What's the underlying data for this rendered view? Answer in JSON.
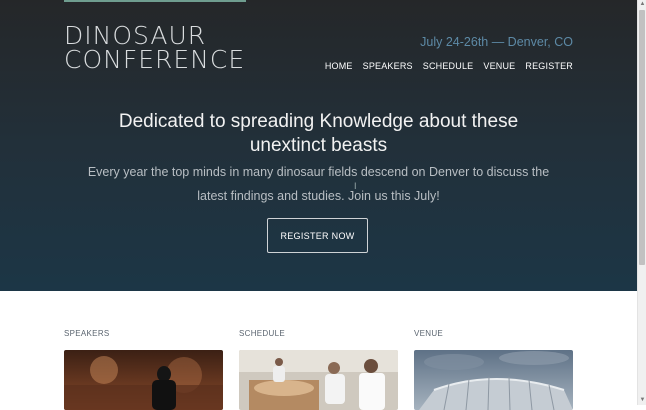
{
  "header": {
    "logo_line1": "DINOSAUR",
    "logo_line2": "CONFERENCE",
    "dates": "July 24-26th — Denver, CO",
    "nav": [
      "HOME",
      "SPEAKERS",
      "SCHEDULE",
      "VENUE",
      "REGISTER"
    ]
  },
  "hero": {
    "headline": "Dedicated to spreading Knowledge about these unextinct beasts",
    "subtext": "Every year the top minds in many dinosaur fields descend on Denver to discuss the latest findings and studies. Join us this July!",
    "button_label": "REGISTER NOW"
  },
  "sections": [
    {
      "label": "SPEAKERS"
    },
    {
      "label": "SCHEDULE"
    },
    {
      "label": "VENUE"
    }
  ],
  "colors": {
    "accent": "#6f9d8f",
    "dates": "#5d8aa6",
    "hero_top": "#252729",
    "hero_bottom": "#1c3646"
  },
  "icons": {
    "scroll_up": "scroll-up-arrow-icon",
    "scroll_down": "scroll-down-arrow-icon"
  }
}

--------

--- STATED GOAL ---
Repeat all the records above exactly, leaving out any pictures.

--- WORKED SOLUTION ---
What's the underlying data for this rendered view? Answer in JSON.
{
  "header": {
    "logo_line1": "DINOSAUR",
    "logo_line2": "CONFERENCE",
    "dates": "July 24-26th — Denver, CO",
    "nav": [
      "HOME",
      "SPEAKERS",
      "SCHEDULE",
      "VENUE",
      "REGISTER"
    ]
  },
  "hero": {
    "headline": "Dedicated to spreading Knowledge about these unextinct beasts",
    "subtext": "Every year the top minds in many dinosaur fields descend on Denver to discuss the latest findings and studies. Join us this July!",
    "button_label": "REGISTER NOW"
  },
  "sections": [
    {
      "label": "SPEAKERS"
    },
    {
      "label": "SCHEDULE"
    },
    {
      "label": "VENUE"
    }
  ],
  "colors": {
    "accent": "#6f9d8f",
    "dates": "#5d8aa6",
    "hero_top": "#252729",
    "hero_bottom": "#1c3646"
  },
  "icons": {
    "scroll_up": "scroll-up-arrow-icon",
    "scroll_down": "scroll-down-arrow-icon"
  }
}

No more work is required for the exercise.